* _Written request 1_: In the robot device passage, restate the words starting with "[0050] [1-3. Flow" and going on through "10 is planned.", swapping in "settings DB" wherever "set value DB" appears.

Furthermore, as the motion planning algorithm, various known
algorithms such as "Task Constrained Motion Planning in Robot Joint
Space, Mike Stilman, IROS 2007" can be used.
[0049] The arm control unit 45 is a processing unit that operates
the robot device 10 according to the motion trajectory planned by
the planning unit 44 to execute the task. For example, the arm
control unit 45 controls the drive unit 33 according to the motion
trajectory to execute, with respect to the cup gripped by the grip
unit 32, the task "putting the cup on the desk" while observing the
constraint condition "keeping the cup horizontal". As a result, the
arm control unit 45 can execute the operation of putting the cup
gripped by the grip unit 32 on the desk so as not to spill the
water contained in the cup gripped by the grip unit 32.
[0050] [1-3. Flow of Processing of Robot Device According to First
Embodiment]
[0051] FIG. 5 is a flowchart illustrating a flow of execution
processing of the trajectory plan. As illustrated in FIG. 5, the
task management unit 41 sets an initial value and a target value of
a motion plan given by a user or the like, analysis of image data,
or the like (S101). The information set here is the information
stored in the set value DB 24, and is the information used when the
orbital motion of the robot device 10 is planned.
[0052] Subsequently, the constraint condition determination unit 43
acquires, from the task DB 21, task information corresponding to a
task to be executed (S102). The constraint condition determination
unit 43 then decides, from the task information, whether or not the
constraint condition can be set (S103).
[0053] Here, in a case where it is decided from the task
information that the constraint condition can be set (S103: Yes),
the constraint condition determination unit 43 sets the constraint
condition of the motion trajectory (S104). For example, in a case
of executing the task of "carrying the cup containing water", the
constraint condition determination unit 43 can set the constraint
condition of keeping the cup horizontal so as not to spill the
water in the cup currently held. Furthermore, in a case of
executing the task of "reaching to the object to be gripped", the
constraint condition is unnecessary if it is known as the task
information that nothing is currently gripped, and the constraint
condition determination unit 43 can set the constraint condition to
nothing.
[0054] On the other hand, in a case of deciding from the task
information that the constraint condition cannot be set (S103: No),
the constraint condition determination unit 43 acquires the object
information of the gripped object (S105), determines the constraint
condition of the motion trajectory by using the task information
and the object information (S106), and sets the determined
constraint condition (S104). For example, the constraint condition
determination unit 43 performs image processing on the image data,
which is the object information, specifies whether or not the cup
contains water, and sets the constraint condition according to the
specified result.
[0055] The planning unit 44 then uses a known motion planning
algorithm to plan the motion trajectory of the robot device 10 for
executing the task while observing the constraint condition
determined by the constraint condition determination unit 43
(S107). After that, the arm control unit 45 operates the robot
device 10 according to the motion trajectory planned by the
planning unit 44 to execute the task.

* _Written request 2_: From the entries, write out the lines starting with the line with "y-tick-label: 4 bbox=[119, 415, 128, 431]" and going on through the line with "colorbar-swatch bbox=[782, 426, 802, 450]" without any changes.

* _Entries provided_:
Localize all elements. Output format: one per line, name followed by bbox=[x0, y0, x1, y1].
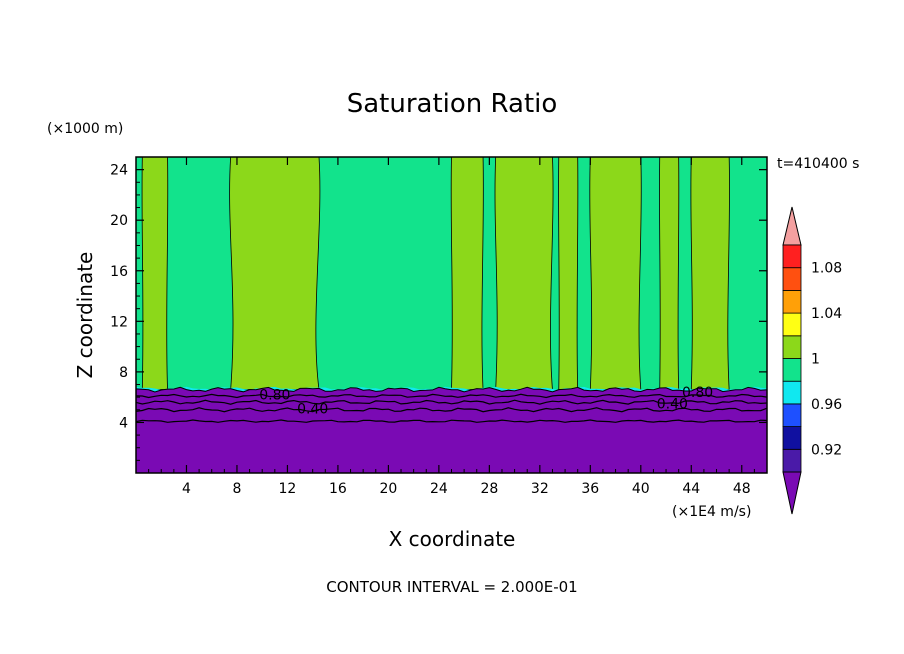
y-tick-label: 4 bbox=[119, 415, 128, 431]
contour-labels: 0.800.400.800.40 bbox=[259, 385, 713, 417]
y-axis-ticks: 4 8 12 16 20 24 bbox=[110, 163, 767, 461]
contour-line bbox=[135, 393, 768, 399]
y-tick-label: 8 bbox=[119, 365, 128, 381]
colorbar-swatch bbox=[782, 426, 802, 450]
colorbar-swatch bbox=[782, 448, 802, 473]
plot-area: 0.800.400.800.40 4 8 12 16 20 24 28 32 36 40 44 48 … bbox=[110, 156, 768, 497]
contour-label: 0.40 bbox=[297, 402, 328, 418]
contour-label: 0.80 bbox=[259, 388, 290, 404]
colorbar: 1.08 1.04 1 0.96 0.92 bbox=[782, 206, 842, 515]
moist-band bbox=[589, 156, 642, 390]
y-tick-label: 24 bbox=[110, 163, 128, 179]
layer-below-0.90 bbox=[135, 386, 768, 474]
colorbar-label: 0.92 bbox=[811, 442, 842, 458]
moist-band bbox=[494, 156, 554, 390]
colorbar-label: 1.08 bbox=[811, 261, 842, 277]
colorbar-swatch bbox=[782, 244, 802, 269]
y-tick-label: 12 bbox=[110, 314, 128, 330]
colorbar-label: 1.04 bbox=[811, 306, 842, 322]
colorbar-label: 1 bbox=[811, 352, 820, 368]
x-tick-label: 24 bbox=[430, 481, 448, 497]
colorbar-bottom-arrow bbox=[782, 471, 802, 515]
moist-bands bbox=[141, 156, 730, 390]
contour-line bbox=[135, 399, 768, 405]
x-unit-label: (×1E4 m/s) bbox=[672, 504, 751, 520]
colorbar-label: 0.96 bbox=[811, 397, 842, 413]
colorbar-swatch bbox=[782, 358, 802, 382]
colorbar-swatch bbox=[782, 403, 802, 427]
x-tick-label: 4 bbox=[182, 481, 191, 497]
dry-layer bbox=[135, 386, 768, 474]
colorbar-swatch bbox=[782, 335, 802, 359]
colorbar-top-arrow bbox=[782, 206, 802, 246]
y-tick-label: 16 bbox=[110, 264, 128, 280]
x-tick-label: 40 bbox=[632, 481, 650, 497]
colorbar-swatch bbox=[782, 380, 802, 405]
y-tick-label: 20 bbox=[110, 213, 128, 229]
x-tick-label: 44 bbox=[682, 481, 700, 497]
x-tick-label: 36 bbox=[581, 481, 599, 497]
x-tick-label: 20 bbox=[379, 481, 397, 497]
moist-band bbox=[558, 156, 579, 390]
moist-band bbox=[450, 156, 484, 390]
colorbar-swatch bbox=[782, 289, 802, 314]
moist-band bbox=[229, 156, 321, 390]
moist-band bbox=[141, 156, 169, 390]
chart-title: Saturation Ratio bbox=[347, 89, 558, 119]
x-tick-label: 16 bbox=[329, 481, 347, 497]
x-tick-label: 8 bbox=[232, 481, 241, 497]
time-label: t=410400 s bbox=[777, 156, 859, 172]
x-tick-label: 48 bbox=[733, 481, 751, 497]
x-axis-label: X coordinate bbox=[389, 527, 516, 551]
moist-band bbox=[690, 156, 730, 390]
x-tick-label: 12 bbox=[279, 481, 297, 497]
contour-line bbox=[135, 419, 768, 423]
contour-interval-note: CONTOUR INTERVAL = 2.000E-01 bbox=[326, 578, 577, 596]
x-axis-ticks: 4 8 12 16 20 24 28 32 36 40 44 48 bbox=[148, 157, 755, 497]
moist-band bbox=[659, 156, 680, 390]
x-tick-label: 32 bbox=[531, 481, 549, 497]
colorbar-swatch bbox=[782, 267, 802, 291]
contour-label: 0.80 bbox=[682, 385, 713, 401]
contour-label: 0.40 bbox=[657, 396, 688, 412]
y-unit-label: (×1000 m) bbox=[47, 121, 123, 137]
colorbar-swatch bbox=[782, 312, 802, 337]
y-axis-label: Z coordinate bbox=[73, 252, 97, 379]
contour-line bbox=[135, 407, 768, 413]
x-tick-label: 28 bbox=[480, 481, 498, 497]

* _Full response 1_:
[0050] [1-3. Flow of Processing of Robot Device According to First
Embodiment]
[0051] FIG. 5 is a flowchart illustrating a flow of execution
processing of the trajectory plan. As illustrated in FIG. 5, the
task management unit 41 sets an initial value and a target value of
a motion plan given by a user or the like, analysis of image data,
or the like (S101). The information set here is the information
stored in the settings DB 24, and is the information used when the
orbital motion of the robot device 10 is planned.

* _Full response 2_:
y-tick-label: 4 bbox=[119, 415, 128, 431]
contour-labels: 0.800.400.800.40 bbox=[259, 385, 713, 417]
y-axis-ticks: 4 8 12 16 20 24 bbox=[110, 163, 767, 461]
contour-line bbox=[135, 393, 768, 399]
y-tick-label: 8 bbox=[119, 365, 128, 381]
colorbar-swatch bbox=[782, 426, 802, 450]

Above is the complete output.